Collected data:
****************

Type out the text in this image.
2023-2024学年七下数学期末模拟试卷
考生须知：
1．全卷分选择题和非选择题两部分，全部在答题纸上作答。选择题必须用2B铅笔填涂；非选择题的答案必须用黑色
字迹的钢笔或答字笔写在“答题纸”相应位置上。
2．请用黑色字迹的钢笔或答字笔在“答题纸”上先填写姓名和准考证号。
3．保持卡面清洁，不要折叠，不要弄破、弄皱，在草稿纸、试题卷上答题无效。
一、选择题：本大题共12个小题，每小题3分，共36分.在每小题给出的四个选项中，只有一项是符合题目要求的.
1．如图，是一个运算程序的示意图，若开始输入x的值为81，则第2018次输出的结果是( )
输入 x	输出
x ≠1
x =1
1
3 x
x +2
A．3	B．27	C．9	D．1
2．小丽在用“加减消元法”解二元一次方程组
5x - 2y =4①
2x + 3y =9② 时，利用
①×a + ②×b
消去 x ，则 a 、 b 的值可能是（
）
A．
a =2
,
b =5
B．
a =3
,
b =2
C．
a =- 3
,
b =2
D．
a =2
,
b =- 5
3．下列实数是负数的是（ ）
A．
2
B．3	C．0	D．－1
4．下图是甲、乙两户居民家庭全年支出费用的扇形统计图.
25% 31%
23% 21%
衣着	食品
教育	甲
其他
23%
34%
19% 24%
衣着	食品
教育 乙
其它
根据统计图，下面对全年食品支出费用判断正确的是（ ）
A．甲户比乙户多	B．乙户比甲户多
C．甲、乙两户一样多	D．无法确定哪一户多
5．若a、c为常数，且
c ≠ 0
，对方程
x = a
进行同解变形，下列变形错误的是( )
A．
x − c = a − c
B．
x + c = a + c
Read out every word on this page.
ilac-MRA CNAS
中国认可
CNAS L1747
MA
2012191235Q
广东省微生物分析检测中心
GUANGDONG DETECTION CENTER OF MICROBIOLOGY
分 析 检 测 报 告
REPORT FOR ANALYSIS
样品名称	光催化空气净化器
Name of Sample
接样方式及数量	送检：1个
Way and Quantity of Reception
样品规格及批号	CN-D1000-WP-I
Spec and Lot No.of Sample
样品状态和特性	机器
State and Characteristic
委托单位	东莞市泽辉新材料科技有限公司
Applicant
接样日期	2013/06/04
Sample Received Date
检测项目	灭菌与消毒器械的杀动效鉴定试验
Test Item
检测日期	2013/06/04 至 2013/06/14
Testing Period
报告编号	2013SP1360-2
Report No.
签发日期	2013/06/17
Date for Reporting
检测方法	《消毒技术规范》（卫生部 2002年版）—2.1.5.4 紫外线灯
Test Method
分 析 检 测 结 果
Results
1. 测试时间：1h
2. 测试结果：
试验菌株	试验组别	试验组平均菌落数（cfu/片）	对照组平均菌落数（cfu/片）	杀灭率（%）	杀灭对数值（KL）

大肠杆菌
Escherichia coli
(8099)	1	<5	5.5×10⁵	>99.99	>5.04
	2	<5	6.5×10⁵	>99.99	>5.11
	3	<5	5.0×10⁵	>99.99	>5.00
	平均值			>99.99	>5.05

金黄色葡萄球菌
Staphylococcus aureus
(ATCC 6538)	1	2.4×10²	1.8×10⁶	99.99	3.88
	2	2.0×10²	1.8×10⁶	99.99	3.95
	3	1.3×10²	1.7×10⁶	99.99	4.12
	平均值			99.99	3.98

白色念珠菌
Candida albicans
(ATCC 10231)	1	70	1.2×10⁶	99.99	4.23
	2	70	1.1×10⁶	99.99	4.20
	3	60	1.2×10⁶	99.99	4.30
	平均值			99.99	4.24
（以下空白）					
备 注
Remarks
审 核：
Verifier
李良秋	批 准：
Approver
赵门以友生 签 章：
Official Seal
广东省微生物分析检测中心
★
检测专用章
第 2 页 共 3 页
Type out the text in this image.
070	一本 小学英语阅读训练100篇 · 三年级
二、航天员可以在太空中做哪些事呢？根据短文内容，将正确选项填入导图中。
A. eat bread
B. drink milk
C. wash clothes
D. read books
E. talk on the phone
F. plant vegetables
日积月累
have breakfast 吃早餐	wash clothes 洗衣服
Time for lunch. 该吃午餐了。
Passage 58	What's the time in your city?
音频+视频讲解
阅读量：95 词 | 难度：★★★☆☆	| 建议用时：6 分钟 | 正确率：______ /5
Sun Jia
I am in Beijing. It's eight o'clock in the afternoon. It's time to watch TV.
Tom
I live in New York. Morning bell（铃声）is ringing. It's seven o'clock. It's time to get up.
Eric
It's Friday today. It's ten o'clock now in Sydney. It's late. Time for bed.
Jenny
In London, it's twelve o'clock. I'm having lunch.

****************

Repeat the data verbatim.

### Complete output
Type out the text in this image.
2023-2024学年七下数学期末模拟试卷
考生须知：
1．全卷分选择题和非选择题两部分，全部在答题纸上作答。选择题必须用2B铅笔填涂；非选择题的答案必须用黑色
字迹的钢笔或答字笔写在“答题纸”相应位置上。
2．请用黑色字迹的钢笔或答字笔在“答题纸”上先填写姓名和准考证号。
3．保持卡面清洁，不要折叠，不要弄破、弄皱，在草稿纸、试题卷上答题无效。
一、选择题：本大题共12个小题，每小题3分，共36分.在每小题给出的四个选项中，只有一项是符合题目要求的.
1．如图，是一个运算程序的示意图，若开始输入x的值为81，则第2018次输出的结果是( )
输入 x	输出
x ≠1
x =1
1
3 x
x +2
A．3	B．27	C．9	D．1
2．小丽在用“加减消元法”解二元一次方程组
5x - 2y =4①
2x + 3y =9② 时，利用
①×a + ②×b
消去 x ，则 a 、 b 的值可能是（
）
A．
a =2
,
b =5
B．
a =3
,
b =2
C．
a =- 3
,
b =2
D．
a =2
,
b =- 5
3．下列实数是负数的是（ ）
A．
2
B．3	C．0	D．－1
4．下图是甲、乙两户居民家庭全年支出费用的扇形统计图.
25% 31%
23% 21%
衣着	食品
教育	甲
其他
23%
34%
19% 24%
衣着	食品
教育 乙
其它
根据统计图，下面对全年食品支出费用判断正确的是（ ）
A．甲户比乙户多	B．乙户比甲户多
C．甲、乙两户一样多	D．无法确定哪一户多
5．若a、c为常数，且
c ≠ 0
，对方程
x = a
进行同解变形，下列变形错误的是( )
A．
x − c = a − c
B．
x + c = a + c
Read out every word on this page.
ilac-MRA CNAS
中国认可
CNAS L1747
MA
2012191235Q
广东省微生物分析检测中心
GUANGDONG DETECTION CENTER OF MICROBIOLOGY
分 析 检 测 报 告
REPORT FOR ANALYSIS
样品名称	光催化空气净化器
Name of Sample
接样方式及数量	送检：1个
Way and Quantity of Reception
样品规格及批号	CN-D1000-WP-I
Spec and Lot No.of Sample
样品状态和特性	机器
State and Characteristic
委托单位	东莞市泽辉新材料科技有限公司
Applicant
接样日期	2013/06/04
Sample Received Date
检测项目	灭菌与消毒器械的杀动效鉴定试验
Test Item
检测日期	2013/06/04 至 2013/06/14
Testing Period
报告编号	2013SP1360-2
Report No.
签发日期	2013/06/17
Date for Reporting
检测方法	《消毒技术规范》（卫生部 2002年版）—2.1.5.4 紫外线灯
Test Method
分 析 检 测 结 果
Results
1. 测试时间：1h
2. 测试结果：
试验菌株	试验组别	试验组平均菌落数（cfu/片）	对照组平均菌落数（cfu/片）	杀灭率（%）	杀灭对数值（KL）

大肠杆菌
Escherichia coli
(8099)	1	<5	5.5×10⁵	>99.99	>5.04
	2	<5	6.5×10⁵	>99.99	>5.11
	3	<5	5.0×10⁵	>99.99	>5.00
	平均值			>99.99	>5.05

金黄色葡萄球菌
Staphylococcus aureus
(ATCC 6538)	1	2.4×10²	1.8×10⁶	99.99	3.88
	2	2.0×10²	1.8×10⁶	99.99	3.95
	3	1.3×10²	1.7×10⁶	99.99	4.12
	平均值			99.99	3.98

白色念珠菌
Candida albicans
(ATCC 10231)	1	70	1.2×10⁶	99.99	4.23
	2	70	1.1×10⁶	99.99	4.20
	3	60	1.2×10⁶	99.99	4.30
	平均值			99.99	4.24
（以下空白）					
备 注
Remarks
审 核：
Verifier
李良秋	批 准：
Approver
赵门以友生 签 章：
Official Seal
广东省微生物分析检测中心
★
检测专用章
第 2 页 共 3 页
Type out the text in this image.
070	一本 小学英语阅读训练100篇 · 三年级
二、航天员可以在太空中做哪些事呢？根据短文内容，将正确选项填入导图中。
A. eat bread
B. drink milk
C. wash clothes
D. read books
E. talk on the phone
F. plant vegetables
日积月累
have breakfast 吃早餐	wash clothes 洗衣服
Time for lunch. 该吃午餐了。
Passage 58	What's the time in your city?
音频+视频讲解
阅读量：95 词 | 难度：★★★☆☆	| 建议用时：6 分钟 | 正确率：______ /5
Sun Jia
I am in Beijing. It's eight o'clock in the afternoon. It's time to watch TV.
Tom
I live in New York. Morning bell（铃声）is ringing. It's seven o'clock. It's time to get up.
Eric
It's Friday today. It's ten o'clock now in Sydney. It's late. Time for bed.
Jenny
In London, it's twelve o'clock. I'm having lunch.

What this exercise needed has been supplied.